Select and reproduce each line of the listing below that bears the string "JSON".

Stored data
====================

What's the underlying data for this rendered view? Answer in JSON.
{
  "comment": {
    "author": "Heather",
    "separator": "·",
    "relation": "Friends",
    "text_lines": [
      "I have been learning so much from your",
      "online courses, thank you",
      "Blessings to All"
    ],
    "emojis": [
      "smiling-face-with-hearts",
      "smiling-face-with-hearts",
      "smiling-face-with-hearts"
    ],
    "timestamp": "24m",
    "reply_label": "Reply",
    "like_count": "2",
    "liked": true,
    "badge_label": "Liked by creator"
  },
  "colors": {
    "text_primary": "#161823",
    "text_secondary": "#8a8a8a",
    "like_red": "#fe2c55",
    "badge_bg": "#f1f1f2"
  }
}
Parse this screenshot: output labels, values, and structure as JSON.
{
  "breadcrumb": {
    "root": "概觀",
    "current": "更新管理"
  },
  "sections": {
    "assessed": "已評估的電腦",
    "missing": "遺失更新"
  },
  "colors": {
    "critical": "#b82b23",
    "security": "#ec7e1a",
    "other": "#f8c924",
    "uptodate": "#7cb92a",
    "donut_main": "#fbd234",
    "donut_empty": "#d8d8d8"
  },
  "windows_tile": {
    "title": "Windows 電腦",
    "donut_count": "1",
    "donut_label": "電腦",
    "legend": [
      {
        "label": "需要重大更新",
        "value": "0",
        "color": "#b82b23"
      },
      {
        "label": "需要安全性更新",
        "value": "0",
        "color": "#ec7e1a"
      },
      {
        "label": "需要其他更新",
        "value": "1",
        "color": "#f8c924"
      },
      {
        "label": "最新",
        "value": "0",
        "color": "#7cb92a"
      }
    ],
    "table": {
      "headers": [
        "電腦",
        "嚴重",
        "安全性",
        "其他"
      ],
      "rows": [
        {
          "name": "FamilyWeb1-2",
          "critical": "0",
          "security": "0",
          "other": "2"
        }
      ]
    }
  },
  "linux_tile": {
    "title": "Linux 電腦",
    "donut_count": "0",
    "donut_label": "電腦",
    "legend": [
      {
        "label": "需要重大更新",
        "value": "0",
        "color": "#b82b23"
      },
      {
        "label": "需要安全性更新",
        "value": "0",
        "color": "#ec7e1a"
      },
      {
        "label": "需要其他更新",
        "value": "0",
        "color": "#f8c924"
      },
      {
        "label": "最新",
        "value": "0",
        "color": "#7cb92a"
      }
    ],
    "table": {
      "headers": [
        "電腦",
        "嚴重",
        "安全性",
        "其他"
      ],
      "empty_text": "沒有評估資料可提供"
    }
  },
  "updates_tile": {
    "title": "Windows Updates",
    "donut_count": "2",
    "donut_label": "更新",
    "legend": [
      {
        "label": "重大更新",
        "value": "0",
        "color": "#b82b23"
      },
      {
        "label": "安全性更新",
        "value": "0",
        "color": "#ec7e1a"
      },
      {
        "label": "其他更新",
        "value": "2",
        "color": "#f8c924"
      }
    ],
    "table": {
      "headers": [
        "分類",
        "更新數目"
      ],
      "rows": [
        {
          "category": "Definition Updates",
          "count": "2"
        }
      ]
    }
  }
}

====================

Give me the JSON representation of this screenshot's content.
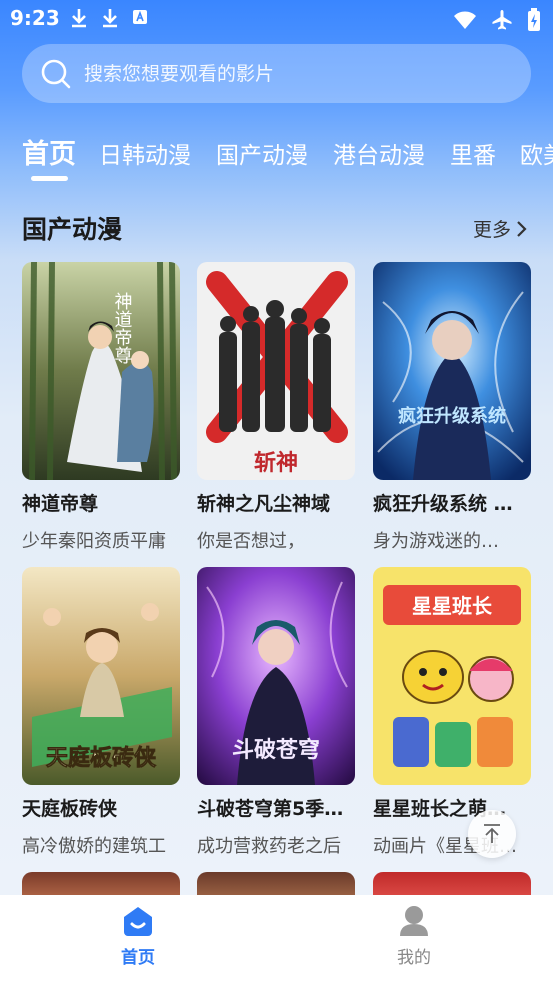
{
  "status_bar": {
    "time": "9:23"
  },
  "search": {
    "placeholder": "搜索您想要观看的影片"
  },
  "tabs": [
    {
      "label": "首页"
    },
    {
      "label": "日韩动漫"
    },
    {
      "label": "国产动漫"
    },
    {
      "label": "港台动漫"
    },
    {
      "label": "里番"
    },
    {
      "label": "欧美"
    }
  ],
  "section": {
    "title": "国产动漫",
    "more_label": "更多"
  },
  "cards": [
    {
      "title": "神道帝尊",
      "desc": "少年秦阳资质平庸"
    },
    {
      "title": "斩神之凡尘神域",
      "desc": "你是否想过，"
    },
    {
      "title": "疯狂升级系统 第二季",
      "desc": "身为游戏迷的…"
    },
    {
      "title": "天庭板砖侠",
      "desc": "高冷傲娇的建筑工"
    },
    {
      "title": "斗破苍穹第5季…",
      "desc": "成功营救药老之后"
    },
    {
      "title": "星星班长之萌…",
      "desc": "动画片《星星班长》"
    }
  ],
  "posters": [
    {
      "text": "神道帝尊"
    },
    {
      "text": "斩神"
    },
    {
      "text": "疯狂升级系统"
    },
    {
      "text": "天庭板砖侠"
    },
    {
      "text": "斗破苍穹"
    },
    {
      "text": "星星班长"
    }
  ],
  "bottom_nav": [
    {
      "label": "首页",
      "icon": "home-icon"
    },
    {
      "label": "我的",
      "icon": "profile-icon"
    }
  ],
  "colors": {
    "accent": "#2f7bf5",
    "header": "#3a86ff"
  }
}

====================

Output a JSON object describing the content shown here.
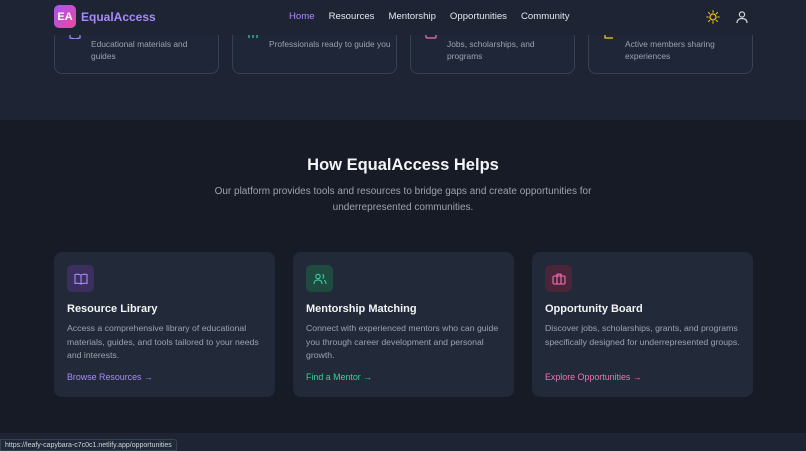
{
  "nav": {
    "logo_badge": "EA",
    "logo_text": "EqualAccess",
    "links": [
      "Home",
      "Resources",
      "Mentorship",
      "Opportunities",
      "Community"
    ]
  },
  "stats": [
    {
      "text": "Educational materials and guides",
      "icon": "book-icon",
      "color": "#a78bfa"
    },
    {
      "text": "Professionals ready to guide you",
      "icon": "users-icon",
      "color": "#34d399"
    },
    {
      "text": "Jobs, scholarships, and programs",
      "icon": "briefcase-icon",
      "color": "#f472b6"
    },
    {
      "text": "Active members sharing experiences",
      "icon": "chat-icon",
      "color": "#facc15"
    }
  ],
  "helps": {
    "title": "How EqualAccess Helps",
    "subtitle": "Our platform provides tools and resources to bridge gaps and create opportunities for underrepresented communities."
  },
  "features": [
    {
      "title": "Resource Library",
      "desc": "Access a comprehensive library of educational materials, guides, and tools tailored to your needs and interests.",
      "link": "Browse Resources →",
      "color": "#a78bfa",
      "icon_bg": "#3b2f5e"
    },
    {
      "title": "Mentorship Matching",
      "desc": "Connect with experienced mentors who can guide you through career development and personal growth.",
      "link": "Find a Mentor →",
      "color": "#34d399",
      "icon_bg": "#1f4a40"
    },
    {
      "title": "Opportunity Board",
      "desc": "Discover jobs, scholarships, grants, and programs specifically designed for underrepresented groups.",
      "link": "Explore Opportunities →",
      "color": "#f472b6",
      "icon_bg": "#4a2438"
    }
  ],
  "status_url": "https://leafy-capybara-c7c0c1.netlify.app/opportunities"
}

====================

§ **SOLUTION TO THIS EXERCISE**
What's the underlying data for this rendered view? Answer in JSON.
Parse this screenshot: output labels, values, and structure as JSON.
Give me the JSON representation of this screenshot's content.
Output a JSON object describing the content shown here.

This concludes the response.